- DO THIS: Give every entry again, word for word.

- DATA PROVIDED:
═══
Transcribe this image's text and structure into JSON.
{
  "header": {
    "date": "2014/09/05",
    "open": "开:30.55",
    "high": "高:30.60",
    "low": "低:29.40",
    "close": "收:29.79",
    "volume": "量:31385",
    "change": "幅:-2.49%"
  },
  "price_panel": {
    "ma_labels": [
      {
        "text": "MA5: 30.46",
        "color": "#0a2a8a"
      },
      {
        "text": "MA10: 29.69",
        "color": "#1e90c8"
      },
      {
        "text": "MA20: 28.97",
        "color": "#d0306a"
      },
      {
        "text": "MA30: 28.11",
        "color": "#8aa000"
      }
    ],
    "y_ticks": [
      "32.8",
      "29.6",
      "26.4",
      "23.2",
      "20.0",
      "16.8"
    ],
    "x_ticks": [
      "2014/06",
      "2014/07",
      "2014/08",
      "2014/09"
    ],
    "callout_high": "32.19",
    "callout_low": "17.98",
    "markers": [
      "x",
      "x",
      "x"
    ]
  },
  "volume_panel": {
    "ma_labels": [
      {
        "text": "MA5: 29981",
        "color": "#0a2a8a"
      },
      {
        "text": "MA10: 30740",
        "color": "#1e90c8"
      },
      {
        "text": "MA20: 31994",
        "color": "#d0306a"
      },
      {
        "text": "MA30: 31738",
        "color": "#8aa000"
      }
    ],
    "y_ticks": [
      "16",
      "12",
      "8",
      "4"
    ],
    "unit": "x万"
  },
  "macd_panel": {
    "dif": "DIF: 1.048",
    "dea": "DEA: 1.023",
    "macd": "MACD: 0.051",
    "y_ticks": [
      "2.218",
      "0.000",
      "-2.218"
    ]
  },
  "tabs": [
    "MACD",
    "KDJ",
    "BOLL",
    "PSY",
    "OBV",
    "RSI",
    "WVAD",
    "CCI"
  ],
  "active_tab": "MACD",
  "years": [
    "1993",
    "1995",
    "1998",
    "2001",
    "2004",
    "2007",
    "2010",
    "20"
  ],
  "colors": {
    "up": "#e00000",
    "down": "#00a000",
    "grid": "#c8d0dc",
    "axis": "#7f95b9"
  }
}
═══
- SOLUTION TO THE PROBLEM:
Transcribe this image's text and structure into JSON.
{
  "header": {
    "date": "2014/09/05",
    "open": "开:30.55",
    "high": "高:30.60",
    "low": "低:29.40",
    "close": "收:29.79",
    "volume": "量:31385",
    "change": "幅:-2.49%"
  },
  "price_panel": {
    "ma_labels": [
      {
        "text": "MA5: 30.46",
        "color": "#0a2a8a"
      },
      {
        "text": "MA10: 29.69",
        "color": "#1e90c8"
      },
      {
        "text": "MA20: 28.97",
        "color": "#d0306a"
      },
      {
        "text": "MA30: 28.11",
        "color": "#8aa000"
      }
    ],
    "y_ticks": [
      "32.8",
      "29.6",
      "26.4",
      "23.2",
      "20.0",
      "16.8"
    ],
    "x_ticks": [
      "2014/06",
      "2014/07",
      "2014/08",
      "2014/09"
    ],
    "callout_high": "32.19",
    "callout_low": "17.98",
    "markers": [
      "x",
      "x",
      "x"
    ]
  },
  "volume_panel": {
    "ma_labels": [
      {
        "text": "MA5: 29981",
        "color": "#0a2a8a"
      },
      {
        "text": "MA10: 30740",
        "color": "#1e90c8"
      },
      {
        "text": "MA20: 31994",
        "color": "#d0306a"
      },
      {
        "text": "MA30: 31738",
        "color": "#8aa000"
      }
    ],
    "y_ticks": [
      "16",
      "12",
      "8",
      "4"
    ],
    "unit": "x万"
  },
  "macd_panel": {
    "dif": "DIF: 1.048",
    "dea": "DEA: 1.023",
    "macd": "MACD: 0.051",
    "y_ticks": [
      "2.218",
      "0.000",
      "-2.218"
    ]
  },
  "tabs": [
    "MACD",
    "KDJ",
    "BOLL",
    "PSY",
    "OBV",
    "RSI",
    "WVAD",
    "CCI"
  ],
  "active_tab": "MACD",
  "years": [
    "1993",
    "1995",
    "1998",
    "2001",
    "2004",
    "2007",
    "2010",
    "20"
  ],
  "colors": {
    "up": "#e00000",
    "down": "#00a000",
    "grid": "#c8d0dc",
    "axis": "#7f95b9"
  }
}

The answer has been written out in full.